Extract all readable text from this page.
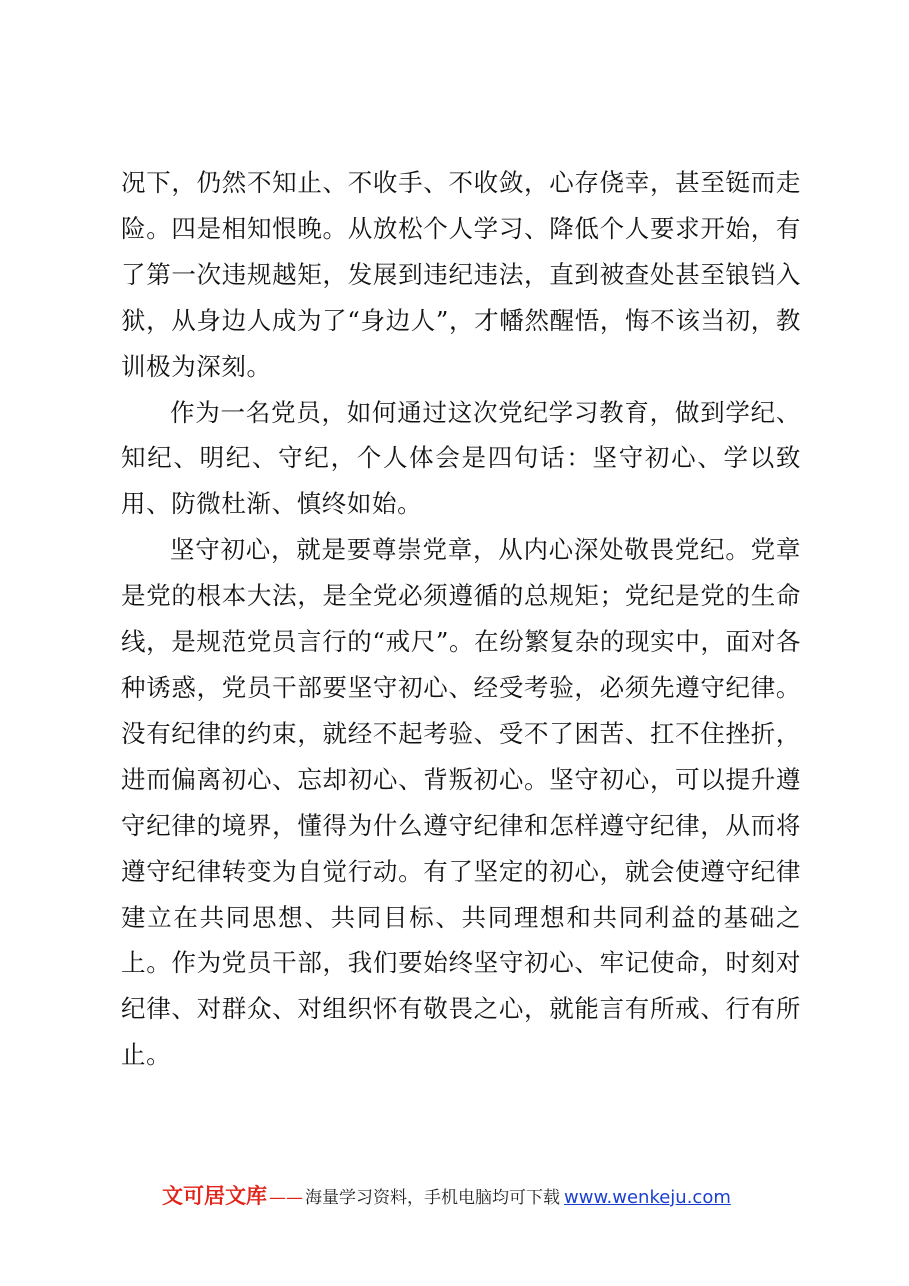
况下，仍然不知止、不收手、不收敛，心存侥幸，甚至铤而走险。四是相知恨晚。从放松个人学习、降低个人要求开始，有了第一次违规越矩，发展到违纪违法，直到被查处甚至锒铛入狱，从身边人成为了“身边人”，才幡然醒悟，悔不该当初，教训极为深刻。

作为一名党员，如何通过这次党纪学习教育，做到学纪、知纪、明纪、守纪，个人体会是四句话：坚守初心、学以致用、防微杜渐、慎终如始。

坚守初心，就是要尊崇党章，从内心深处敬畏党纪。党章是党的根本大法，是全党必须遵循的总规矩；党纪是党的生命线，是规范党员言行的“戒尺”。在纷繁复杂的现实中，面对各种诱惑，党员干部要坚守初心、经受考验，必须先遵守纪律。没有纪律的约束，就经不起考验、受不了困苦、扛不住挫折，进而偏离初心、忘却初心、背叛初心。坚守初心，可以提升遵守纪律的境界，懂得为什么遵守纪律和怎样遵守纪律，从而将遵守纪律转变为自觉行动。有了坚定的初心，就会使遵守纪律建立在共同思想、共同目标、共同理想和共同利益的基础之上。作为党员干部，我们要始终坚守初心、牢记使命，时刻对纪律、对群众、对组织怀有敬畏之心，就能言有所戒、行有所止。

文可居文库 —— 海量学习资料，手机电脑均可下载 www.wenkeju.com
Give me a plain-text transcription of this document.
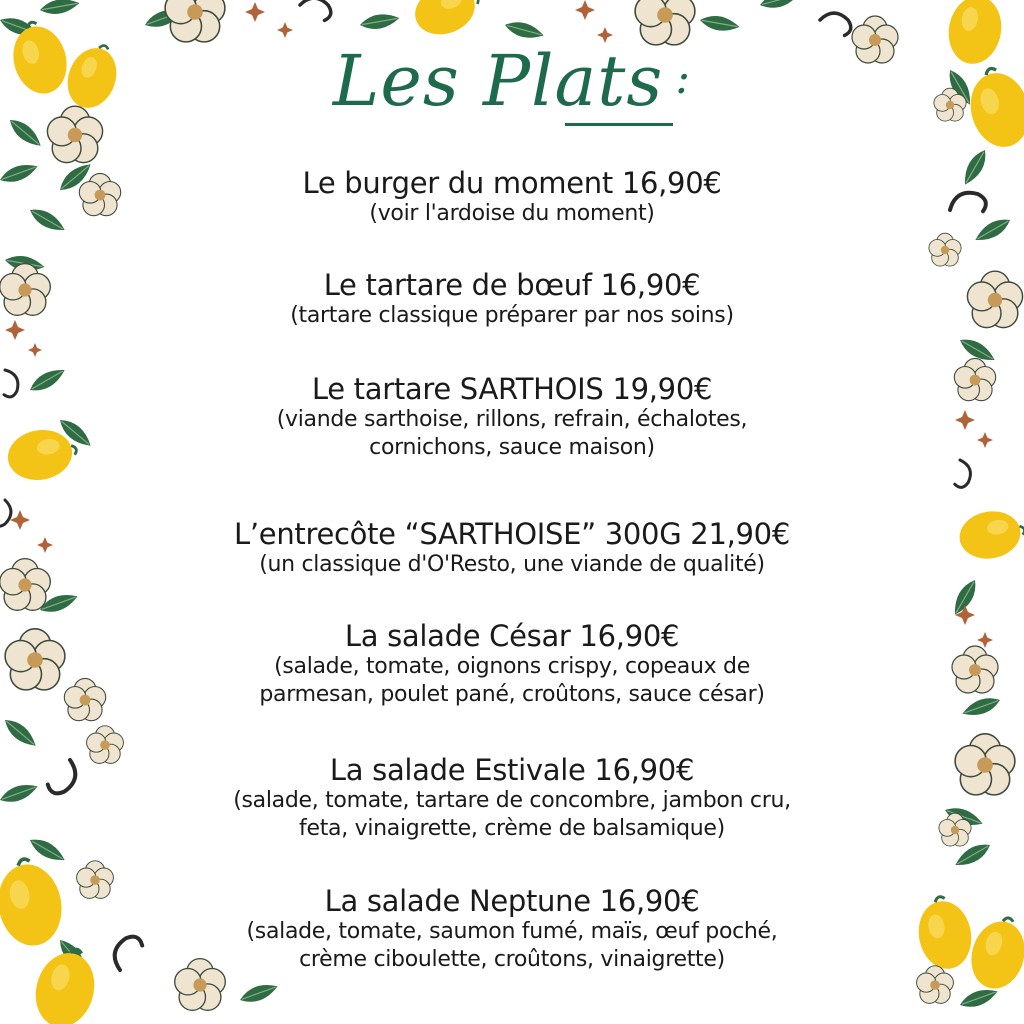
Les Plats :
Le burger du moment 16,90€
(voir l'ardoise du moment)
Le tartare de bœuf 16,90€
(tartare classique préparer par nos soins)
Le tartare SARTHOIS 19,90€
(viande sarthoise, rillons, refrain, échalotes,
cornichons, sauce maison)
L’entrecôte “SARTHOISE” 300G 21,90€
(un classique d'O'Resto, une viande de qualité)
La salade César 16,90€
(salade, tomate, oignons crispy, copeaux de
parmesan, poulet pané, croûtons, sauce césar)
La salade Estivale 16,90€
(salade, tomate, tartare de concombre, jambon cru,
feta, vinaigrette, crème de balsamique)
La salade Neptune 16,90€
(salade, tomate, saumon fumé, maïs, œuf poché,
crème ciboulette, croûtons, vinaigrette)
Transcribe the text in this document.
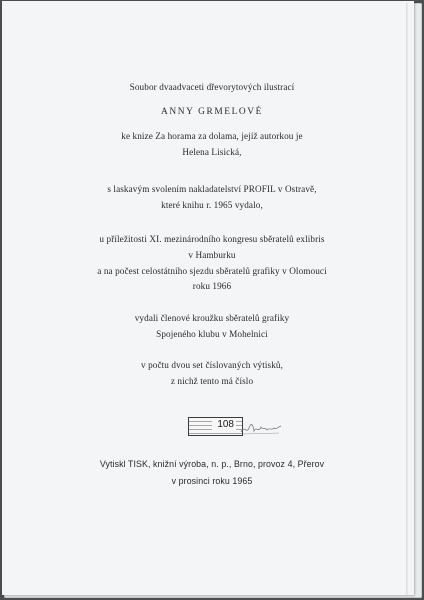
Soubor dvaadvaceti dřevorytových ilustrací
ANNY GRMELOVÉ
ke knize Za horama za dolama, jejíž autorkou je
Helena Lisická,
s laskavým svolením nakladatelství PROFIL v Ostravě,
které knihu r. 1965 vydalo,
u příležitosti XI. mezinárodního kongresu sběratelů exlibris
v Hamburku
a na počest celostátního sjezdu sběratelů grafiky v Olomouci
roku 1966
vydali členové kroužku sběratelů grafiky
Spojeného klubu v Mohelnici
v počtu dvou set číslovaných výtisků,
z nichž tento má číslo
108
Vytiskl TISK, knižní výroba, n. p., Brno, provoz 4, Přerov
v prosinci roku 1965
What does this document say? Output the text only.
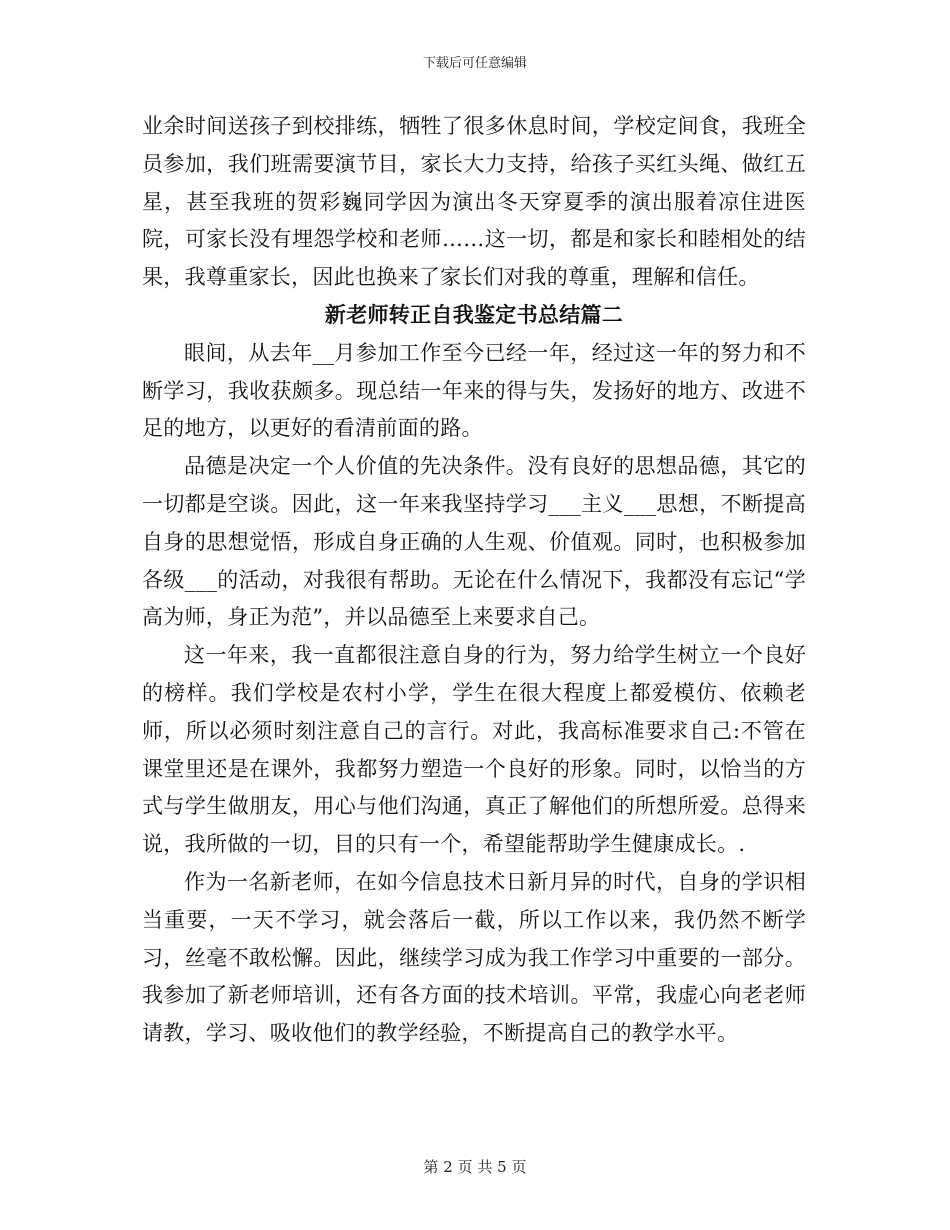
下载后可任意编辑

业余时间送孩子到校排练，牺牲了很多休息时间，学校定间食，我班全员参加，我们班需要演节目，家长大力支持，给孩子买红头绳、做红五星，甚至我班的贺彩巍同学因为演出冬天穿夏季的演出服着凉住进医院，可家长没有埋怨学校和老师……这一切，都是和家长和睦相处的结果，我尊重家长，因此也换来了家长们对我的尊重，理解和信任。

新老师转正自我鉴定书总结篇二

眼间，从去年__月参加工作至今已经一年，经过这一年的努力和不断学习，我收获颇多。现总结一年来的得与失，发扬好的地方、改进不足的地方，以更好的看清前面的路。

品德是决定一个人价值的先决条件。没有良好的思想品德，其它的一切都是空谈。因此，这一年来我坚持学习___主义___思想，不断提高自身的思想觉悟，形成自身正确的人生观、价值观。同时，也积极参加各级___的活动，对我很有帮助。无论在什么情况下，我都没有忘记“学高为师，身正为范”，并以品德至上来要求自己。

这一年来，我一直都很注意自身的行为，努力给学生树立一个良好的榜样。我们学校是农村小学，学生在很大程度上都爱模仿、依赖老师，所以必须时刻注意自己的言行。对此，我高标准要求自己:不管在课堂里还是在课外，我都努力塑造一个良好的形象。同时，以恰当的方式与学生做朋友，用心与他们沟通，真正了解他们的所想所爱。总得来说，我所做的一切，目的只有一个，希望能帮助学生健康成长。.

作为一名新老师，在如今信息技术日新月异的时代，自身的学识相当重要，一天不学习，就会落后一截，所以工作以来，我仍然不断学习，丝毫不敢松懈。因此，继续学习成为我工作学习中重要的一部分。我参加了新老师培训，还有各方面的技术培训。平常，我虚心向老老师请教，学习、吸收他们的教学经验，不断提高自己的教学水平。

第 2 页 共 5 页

▸ **Objective**: Quote the preceding records in their entirety, excluding every picture.

▸ **Written solution**:
Extract all readable text from this page.
况下，仍然不知止、不收手、不收敛，心存侥幸，甚至铤而走险。四是相知恨晚。从放松个人学习、降低个人要求开始，有了第一次违规越矩，发展到违纪违法，直到被查处甚至锒铛入狱，从身边人成为了“身边人”，才幡然醒悟，悔不该当初，教训极为深刻。

作为一名党员，如何通过这次党纪学习教育，做到学纪、知纪、明纪、守纪，个人体会是四句话：坚守初心、学以致用、防微杜渐、慎终如始。

坚守初心，就是要尊崇党章，从内心深处敬畏党纪。党章是党的根本大法，是全党必须遵循的总规矩；党纪是党的生命线，是规范党员言行的“戒尺”。在纷繁复杂的现实中，面对各种诱惑，党员干部要坚守初心、经受考验，必须先遵守纪律。没有纪律的约束，就经不起考验、受不了困苦、扛不住挫折，进而偏离初心、忘却初心、背叛初心。坚守初心，可以提升遵守纪律的境界，懂得为什么遵守纪律和怎样遵守纪律，从而将遵守纪律转变为自觉行动。有了坚定的初心，就会使遵守纪律建立在共同思想、共同目标、共同理想和共同利益的基础之上。作为党员干部，我们要始终坚守初心、牢记使命，时刻对纪律、对群众、对组织怀有敬畏之心，就能言有所戒、行有所止。

文可居文库 —— 海量学习资料，手机电脑均可下载 www.wenkeju.com
Give me a plain-text transcription of this document.
Les Plats :
Le burger du moment 16,90€
(voir l'ardoise du moment)
Le tartare de bœuf 16,90€
(tartare classique préparer par nos soins)
Le tartare SARTHOIS 19,90€
(viande sarthoise, rillons, refrain, échalotes,
cornichons, sauce maison)
L’entrecôte “SARTHOISE” 300G 21,90€
(un classique d'O'Resto, une viande de qualité)
La salade César 16,90€
(salade, tomate, oignons crispy, copeaux de
parmesan, poulet pané, croûtons, sauce césar)
La salade Estivale 16,90€
(salade, tomate, tartare de concombre, jambon cru,
feta, vinaigrette, crème de balsamique)
La salade Neptune 16,90€
(salade, tomate, saumon fumé, maïs, œuf poché,
crème ciboulette, croûtons, vinaigrette)
Transcribe the text in this document.
Soubor dvaadvaceti dřevorytových ilustrací
ANNY GRMELOVÉ
ke knize Za horama za dolama, jejíž autorkou je
Helena Lisická,
s laskavým svolením nakladatelství PROFIL v Ostravě,
které knihu r. 1965 vydalo,
u příležitosti XI. mezinárodního kongresu sběratelů exlibris
v Hamburku
a na počest celostátního sjezdu sběratelů grafiky v Olomouci
roku 1966
vydali členové kroužku sběratelů grafiky
Spojeného klubu v Mohelnici
v počtu dvou set číslovaných výtisků,
z nichž tento má číslo
108
Vytiskl TISK, knižní výroba, n. p., Brno, provoz 4, Přerov
v prosinci roku 1965
What does this document say? Output the text only.
下载后可任意编辑

业余时间送孩子到校排练，牺牲了很多休息时间，学校定间食，我班全员参加，我们班需要演节目，家长大力支持，给孩子买红头绳、做红五星，甚至我班的贺彩巍同学因为演出冬天穿夏季的演出服着凉住进医院，可家长没有埋怨学校和老师……这一切，都是和家长和睦相处的结果，我尊重家长，因此也换来了家长们对我的尊重，理解和信任。

新老师转正自我鉴定书总结篇二

眼间，从去年__月参加工作至今已经一年，经过这一年的努力和不断学习，我收获颇多。现总结一年来的得与失，发扬好的地方、改进不足的地方，以更好的看清前面的路。

品德是决定一个人价值的先决条件。没有良好的思想品德，其它的一切都是空谈。因此，这一年来我坚持学习___主义___思想，不断提高自身的思想觉悟，形成自身正确的人生观、价值观。同时，也积极参加各级___的活动，对我很有帮助。无论在什么情况下，我都没有忘记“学高为师，身正为范”，并以品德至上来要求自己。

这一年来，我一直都很注意自身的行为，努力给学生树立一个良好的榜样。我们学校是农村小学，学生在很大程度上都爱模仿、依赖老师，所以必须时刻注意自己的言行。对此，我高标准要求自己:不管在课堂里还是在课外，我都努力塑造一个良好的形象。同时，以恰当的方式与学生做朋友，用心与他们沟通，真正了解他们的所想所爱。总得来说，我所做的一切，目的只有一个，希望能帮助学生健康成长。.

作为一名新老师，在如今信息技术日新月异的时代，自身的学识相当重要，一天不学习，就会落后一截，所以工作以来，我仍然不断学习，丝毫不敢松懈。因此，继续学习成为我工作学习中重要的一部分。我参加了新老师培训，还有各方面的技术培训。平常，我虚心向老老师请教，学习、吸收他们的教学经验，不断提高自己的教学水平。

第 2 页 共 5 页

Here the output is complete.